> What you will do: Reproduce the records below in full and word for word, excluding pictures.

> Excerpted data:
++++

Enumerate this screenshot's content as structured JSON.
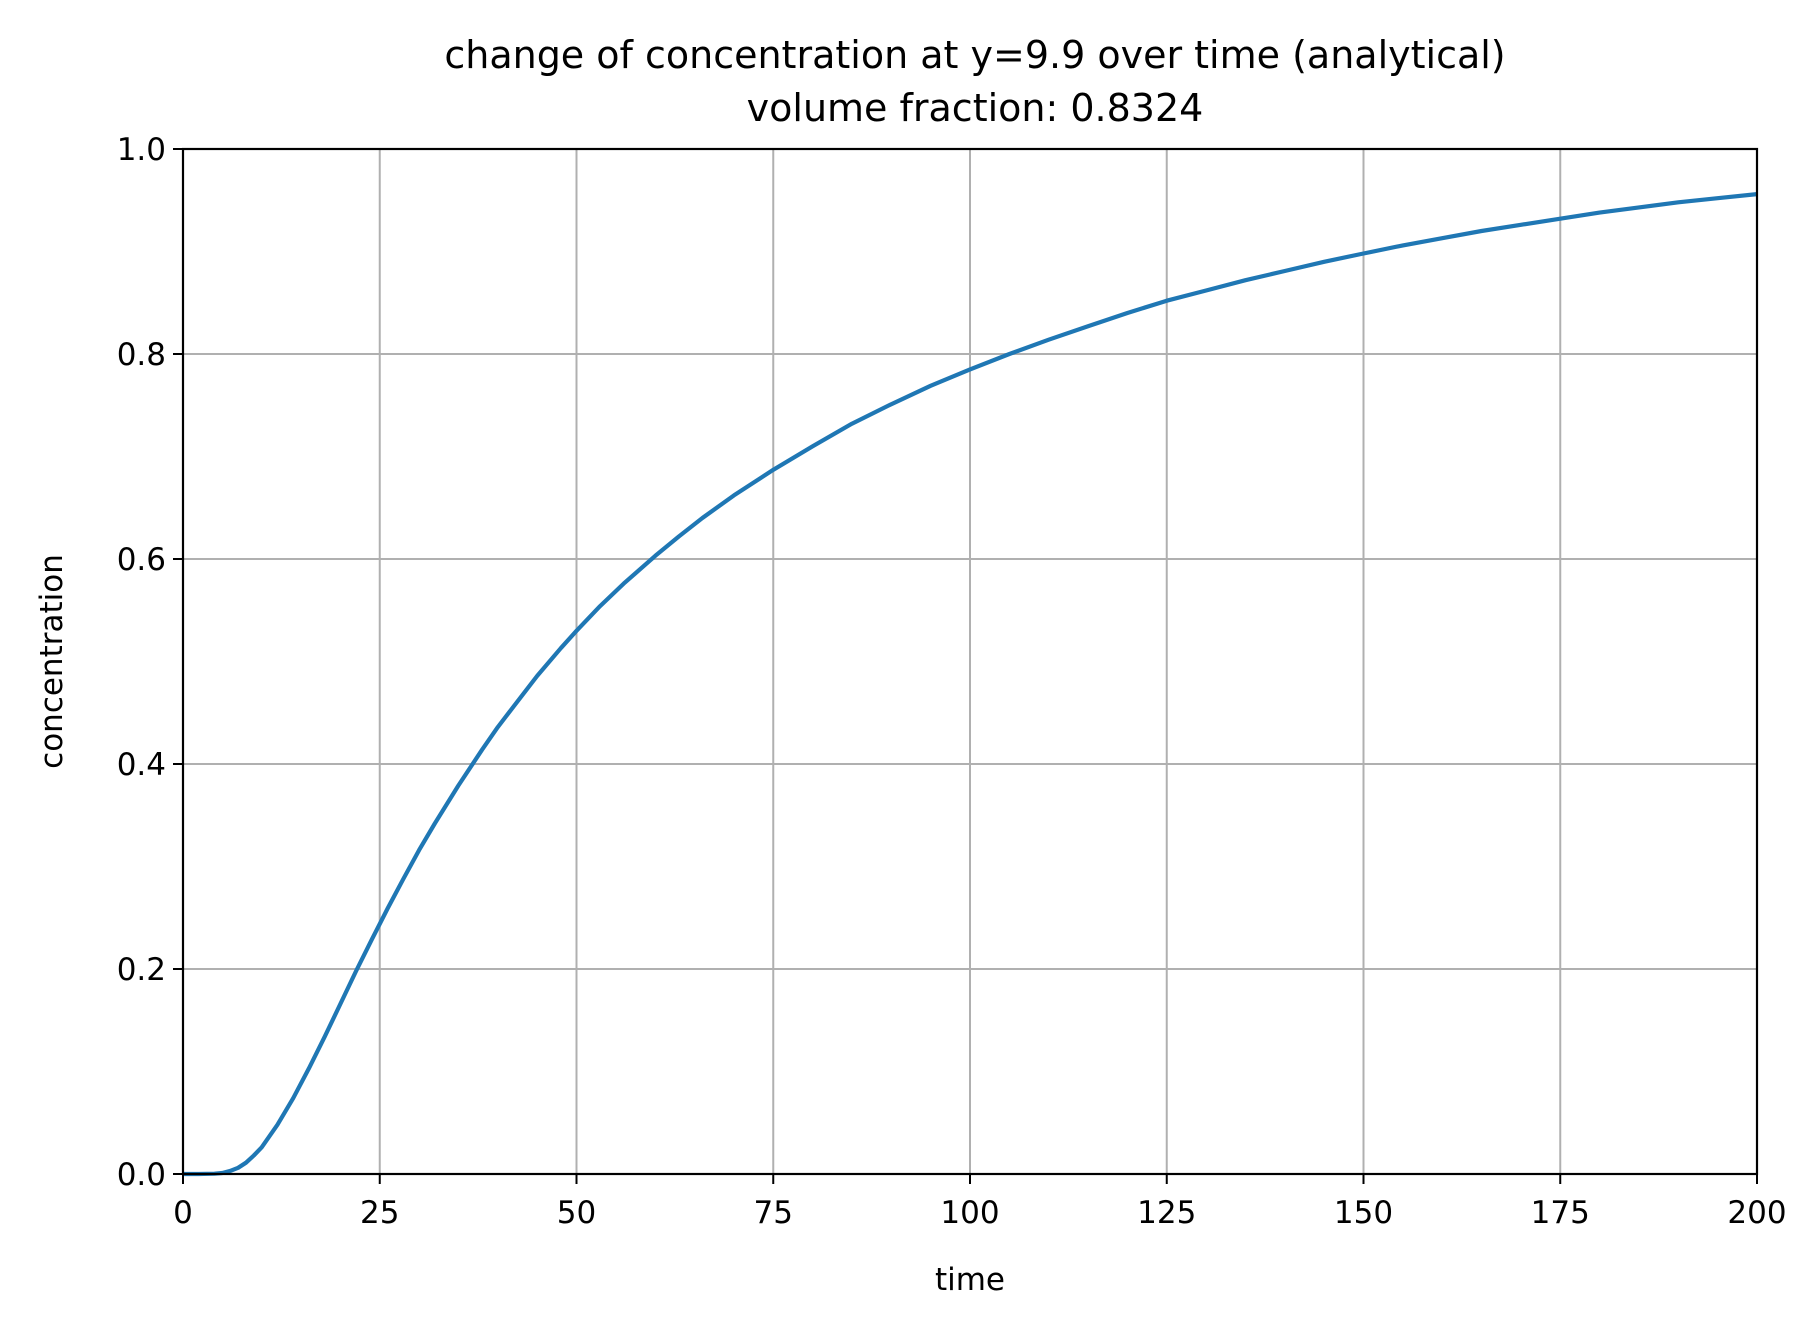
{
  "chart_data": {
    "type": "line",
    "title": "change of concentration at y=9.9 over time (analytical)",
    "subtitle": "volume fraction: 0.8324",
    "xlabel": "time",
    "ylabel": "concentration",
    "xlim": [
      0,
      200
    ],
    "ylim": [
      0,
      1.0
    ],
    "xticks": [
      0,
      25,
      50,
      75,
      100,
      125,
      150,
      175,
      200
    ],
    "xtick_labels": [
      "0",
      "25",
      "50",
      "75",
      "100",
      "125",
      "150",
      "175",
      "200"
    ],
    "yticks": [
      0,
      0.2,
      0.4,
      0.6,
      0.8,
      1.0
    ],
    "ytick_labels": [
      "0.0",
      "0.2",
      "0.4",
      "0.6",
      "0.8",
      "1.0"
    ],
    "grid": true,
    "series": [
      {
        "color": "#1f77b4",
        "x": [
          0,
          2,
          4,
          5,
          6,
          7,
          8,
          9,
          10,
          12,
          14,
          16,
          18,
          20,
          22,
          24,
          26,
          28,
          30,
          32,
          35,
          38,
          40,
          42,
          45,
          48,
          50,
          53,
          56,
          60,
          63,
          66,
          70,
          75,
          80,
          85,
          90,
          95,
          100,
          105,
          110,
          115,
          120,
          125,
          130,
          135,
          140,
          145,
          150,
          155,
          160,
          165,
          170,
          175,
          180,
          185,
          190,
          195,
          200
        ],
        "y": [
          0,
          0,
          0.0003,
          0.001,
          0.003,
          0.006,
          0.011,
          0.018,
          0.026,
          0.048,
          0.074,
          0.103,
          0.134,
          0.166,
          0.198,
          0.229,
          0.259,
          0.288,
          0.316,
          0.342,
          0.379,
          0.414,
          0.436,
          0.456,
          0.486,
          0.513,
          0.53,
          0.554,
          0.576,
          0.603,
          0.622,
          0.64,
          0.662,
          0.687,
          0.71,
          0.732,
          0.751,
          0.769,
          0.785,
          0.8,
          0.814,
          0.827,
          0.84,
          0.852,
          0.862,
          0.872,
          0.881,
          0.89,
          0.898,
          0.906,
          0.913,
          0.92,
          0.926,
          0.932,
          0.938,
          0.943,
          0.948,
          0.952,
          0.956
        ]
      }
    ]
  }
}
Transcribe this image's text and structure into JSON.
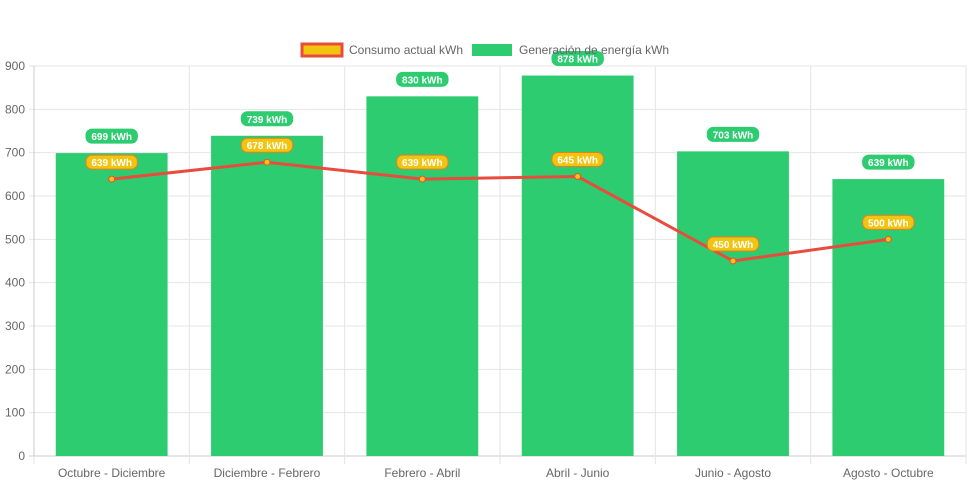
{
  "chart_data": {
    "type": "bar",
    "categories": [
      "Octubre - Diciembre",
      "Diciembre - Febrero",
      "Febrero - Abril",
      "Abril - Junio",
      "Junio - Agosto",
      "Agosto - Octubre"
    ],
    "series": [
      {
        "name": "Consumo actual kWh",
        "type": "line",
        "values": [
          639,
          678,
          639,
          645,
          450,
          500
        ],
        "labels": [
          "639 kWh",
          "678 kWh",
          "639 kWh",
          "645 kWh",
          "450 kWh",
          "500 kWh"
        ],
        "color": "#e74c3c",
        "fill": "#f1c40f"
      },
      {
        "name": "Generación de energía kWh",
        "type": "bar",
        "values": [
          699,
          739,
          830,
          878,
          703,
          639
        ],
        "labels": [
          "699 kWh",
          "739 kWh",
          "830 kWh",
          "878 kWh",
          "703 kWh",
          "639 kWh"
        ],
        "color": "#2ecc71"
      }
    ],
    "ylim": [
      0,
      900
    ],
    "yticks": [
      "0",
      "100",
      "200",
      "300",
      "400",
      "500",
      "600",
      "700",
      "800",
      "900"
    ],
    "grid": true,
    "legend": "top"
  }
}
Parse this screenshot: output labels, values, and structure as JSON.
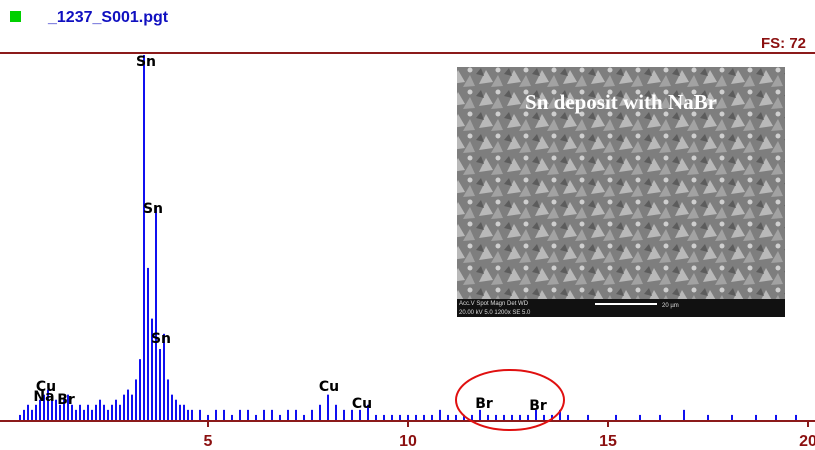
{
  "chart_data": {
    "type": "bar",
    "title": "_1237_S001.pgt",
    "full_scale_label": "FS: 72",
    "color": "#1010f0",
    "xlim": [
      0,
      20
    ],
    "xticks": [
      5,
      10,
      15,
      20
    ],
    "ylim": [
      0,
      72
    ],
    "x": [
      0.3,
      0.4,
      0.5,
      0.6,
      0.7,
      0.8,
      0.9,
      1.0,
      1.1,
      1.2,
      1.3,
      1.4,
      1.5,
      1.6,
      1.7,
      1.8,
      1.9,
      2.0,
      2.1,
      2.2,
      2.3,
      2.4,
      2.5,
      2.6,
      2.7,
      2.8,
      2.9,
      3.0,
      3.1,
      3.2,
      3.3,
      3.4,
      3.5,
      3.6,
      3.7,
      3.8,
      3.9,
      4.0,
      4.1,
      4.2,
      4.3,
      4.4,
      4.5,
      4.6,
      4.8,
      5.0,
      5.2,
      5.4,
      5.6,
      5.8,
      6.0,
      6.2,
      6.4,
      6.6,
      6.8,
      7.0,
      7.2,
      7.4,
      7.6,
      7.8,
      8.0,
      8.2,
      8.4,
      8.6,
      8.8,
      9.0,
      9.2,
      9.4,
      9.6,
      9.8,
      10.0,
      10.2,
      10.4,
      10.6,
      10.8,
      11.0,
      11.2,
      11.4,
      11.6,
      11.8,
      12.0,
      12.2,
      12.4,
      12.6,
      12.8,
      13.0,
      13.2,
      13.4,
      13.6,
      13.8,
      14.0,
      14.5,
      15.2,
      15.8,
      16.3,
      16.9,
      17.5,
      18.1,
      18.7,
      19.2,
      19.7
    ],
    "values": [
      1,
      2,
      3,
      2,
      3,
      4,
      5,
      6,
      5,
      4,
      3,
      4,
      5,
      3,
      2,
      3,
      2,
      3,
      2,
      3,
      4,
      3,
      2,
      3,
      4,
      3,
      5,
      6,
      5,
      8,
      12,
      72,
      30,
      20,
      42,
      14,
      17,
      8,
      5,
      4,
      3,
      3,
      2,
      2,
      2,
      1,
      2,
      2,
      1,
      2,
      2,
      1,
      2,
      2,
      1,
      2,
      2,
      1,
      2,
      3,
      5,
      3,
      2,
      2,
      2,
      3,
      1,
      1,
      1,
      1,
      1,
      1,
      1,
      1,
      2,
      1,
      1,
      1,
      1,
      2,
      1,
      1,
      1,
      1,
      1,
      1,
      2,
      1,
      1,
      2,
      1,
      1,
      1,
      1,
      1,
      2,
      1,
      1,
      1,
      1,
      1
    ],
    "peak_labels": [
      "Sn",
      "Sn",
      "Sn",
      "Cu",
      "Na",
      "Br",
      "Cu",
      "Cu",
      "Br",
      "Br"
    ],
    "inset": {
      "caption": "Sn deposit with NaBr",
      "info_header": "Acc.V  Spot Magn  Det  WD",
      "info_values": "20.00 kV 5.0  1200x  SE  5.0",
      "scale_bar": "20 µm"
    }
  }
}
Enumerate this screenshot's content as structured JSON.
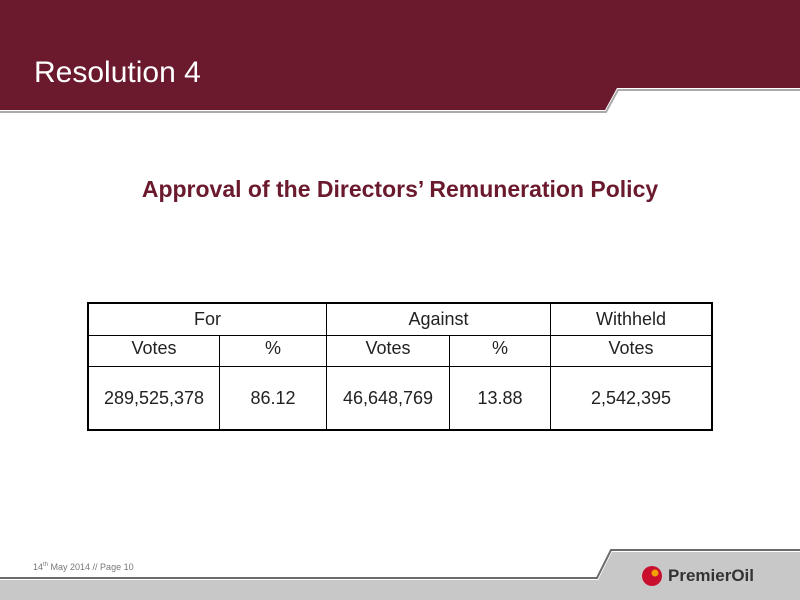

++++

> The completed task:
Enumerate this screenshot's content as structured JSON.
{
  "chart_data": {
    "type": "line",
    "title": "change of concentration at y=9.9 over time (analytical)",
    "subtitle": "volume fraction: 0.8324",
    "xlabel": "time",
    "ylabel": "concentration",
    "xlim": [
      0,
      200
    ],
    "ylim": [
      0,
      1.0
    ],
    "xticks": [
      0,
      25,
      50,
      75,
      100,
      125,
      150,
      175,
      200
    ],
    "xtick_labels": [
      "0",
      "25",
      "50",
      "75",
      "100",
      "125",
      "150",
      "175",
      "200"
    ],
    "yticks": [
      0,
      0.2,
      0.4,
      0.6,
      0.8,
      1.0
    ],
    "ytick_labels": [
      "0.0",
      "0.2",
      "0.4",
      "0.6",
      "0.8",
      "1.0"
    ],
    "grid": true,
    "series": [
      {
        "color": "#1f77b4",
        "x": [
          0,
          2,
          4,
          5,
          6,
          7,
          8,
          9,
          10,
          12,
          14,
          16,
          18,
          20,
          22,
          24,
          26,
          28,
          30,
          32,
          35,
          38,
          40,
          42,
          45,
          48,
          50,
          53,
          56,
          60,
          63,
          66,
          70,
          75,
          80,
          85,
          90,
          95,
          100,
          105,
          110,
          115,
          120,
          125,
          130,
          135,
          140,
          145,
          150,
          155,
          160,
          165,
          170,
          175,
          180,
          185,
          190,
          195,
          200
        ],
        "y": [
          0,
          0,
          0.0003,
          0.001,
          0.003,
          0.006,
          0.011,
          0.018,
          0.026,
          0.048,
          0.074,
          0.103,
          0.134,
          0.166,
          0.198,
          0.229,
          0.259,
          0.288,
          0.316,
          0.342,
          0.379,
          0.414,
          0.436,
          0.456,
          0.486,
          0.513,
          0.53,
          0.554,
          0.576,
          0.603,
          0.622,
          0.64,
          0.662,
          0.687,
          0.71,
          0.732,
          0.751,
          0.769,
          0.785,
          0.8,
          0.814,
          0.827,
          0.84,
          0.852,
          0.862,
          0.872,
          0.881,
          0.89,
          0.898,
          0.906,
          0.913,
          0.92,
          0.926,
          0.932,
          0.938,
          0.943,
          0.948,
          0.952,
          0.956
        ]
      }
    ]
  }
}
Transcribe this image's text and structure into JSON.
{
  "chart_data": {
    "type": "bar",
    "categories": [
      "Octubre - Diciembre",
      "Diciembre - Febrero",
      "Febrero - Abril",
      "Abril - Junio",
      "Junio - Agosto",
      "Agosto - Octubre"
    ],
    "series": [
      {
        "name": "Consumo actual kWh",
        "type": "line",
        "values": [
          639,
          678,
          639,
          645,
          450,
          500
        ],
        "labels": [
          "639 kWh",
          "678 kWh",
          "639 kWh",
          "645 kWh",
          "450 kWh",
          "500 kWh"
        ],
        "color": "#e74c3c",
        "fill": "#f1c40f"
      },
      {
        "name": "Generación de energía kWh",
        "type": "bar",
        "values": [
          699,
          739,
          830,
          878,
          703,
          639
        ],
        "labels": [
          "699 kWh",
          "739 kWh",
          "830 kWh",
          "878 kWh",
          "703 kWh",
          "639 kWh"
        ],
        "color": "#2ecc71"
      }
    ],
    "ylim": [
      0,
      900
    ],
    "yticks": [
      "0",
      "100",
      "200",
      "300",
      "400",
      "500",
      "600",
      "700",
      "800",
      "900"
    ],
    "grid": true,
    "legend": "top"
  }
}
Parse this screenshot: output labels, values, and structure as JSON.
{
  "chart_data": {
    "type": "bar",
    "title": "_1237_S001.pgt",
    "full_scale_label": "FS: 72",
    "color": "#1010f0",
    "xlim": [
      0,
      20
    ],
    "xticks": [
      5,
      10,
      15,
      20
    ],
    "ylim": [
      0,
      72
    ],
    "x": [
      0.3,
      0.4,
      0.5,
      0.6,
      0.7,
      0.8,
      0.9,
      1.0,
      1.1,
      1.2,
      1.3,
      1.4,
      1.5,
      1.6,
      1.7,
      1.8,
      1.9,
      2.0,
      2.1,
      2.2,
      2.3,
      2.4,
      2.5,
      2.6,
      2.7,
      2.8,
      2.9,
      3.0,
      3.1,
      3.2,
      3.3,
      3.4,
      3.5,
      3.6,
      3.7,
      3.8,
      3.9,
      4.0,
      4.1,
      4.2,
      4.3,
      4.4,
      4.5,
      4.6,
      4.8,
      5.0,
      5.2,
      5.4,
      5.6,
      5.8,
      6.0,
      6.2,
      6.4,
      6.6,
      6.8,
      7.0,
      7.2,
      7.4,
      7.6,
      7.8,
      8.0,
      8.2,
      8.4,
      8.6,
      8.8,
      9.0,
      9.2,
      9.4,
      9.6,
      9.8,
      10.0,
      10.2,
      10.4,
      10.6,
      10.8,
      11.0,
      11.2,
      11.4,
      11.6,
      11.8,
      12.0,
      12.2,
      12.4,
      12.6,
      12.8,
      13.0,
      13.2,
      13.4,
      13.6,
      13.8,
      14.0,
      14.5,
      15.2,
      15.8,
      16.3,
      16.9,
      17.5,
      18.1,
      18.7,
      19.2,
      19.7
    ],
    "values": [
      1,
      2,
      3,
      2,
      3,
      4,
      5,
      6,
      5,
      4,
      3,
      4,
      5,
      3,
      2,
      3,
      2,
      3,
      2,
      3,
      4,
      3,
      2,
      3,
      4,
      3,
      5,
      6,
      5,
      8,
      12,
      72,
      30,
      20,
      42,
      14,
      17,
      8,
      5,
      4,
      3,
      3,
      2,
      2,
      2,
      1,
      2,
      2,
      1,
      2,
      2,
      1,
      2,
      2,
      1,
      2,
      2,
      1,
      2,
      3,
      5,
      3,
      2,
      2,
      2,
      3,
      1,
      1,
      1,
      1,
      1,
      1,
      1,
      1,
      2,
      1,
      1,
      1,
      1,
      2,
      1,
      1,
      1,
      1,
      1,
      1,
      2,
      1,
      1,
      2,
      1,
      1,
      1,
      1,
      1,
      2,
      1,
      1,
      1,
      1,
      1
    ],
    "peak_labels": [
      "Sn",
      "Sn",
      "Sn",
      "Cu",
      "Na",
      "Br",
      "Cu",
      "Cu",
      "Br",
      "Br"
    ],
    "inset": {
      "caption": "Sn deposit with NaBr",
      "info_header": "Acc.V  Spot Magn  Det  WD",
      "info_values": "20.00 kV 5.0  1200x  SE  5.0",
      "scale_bar": "20 µm"
    }
  }
}
Enumerate this screenshot's content as structured JSON.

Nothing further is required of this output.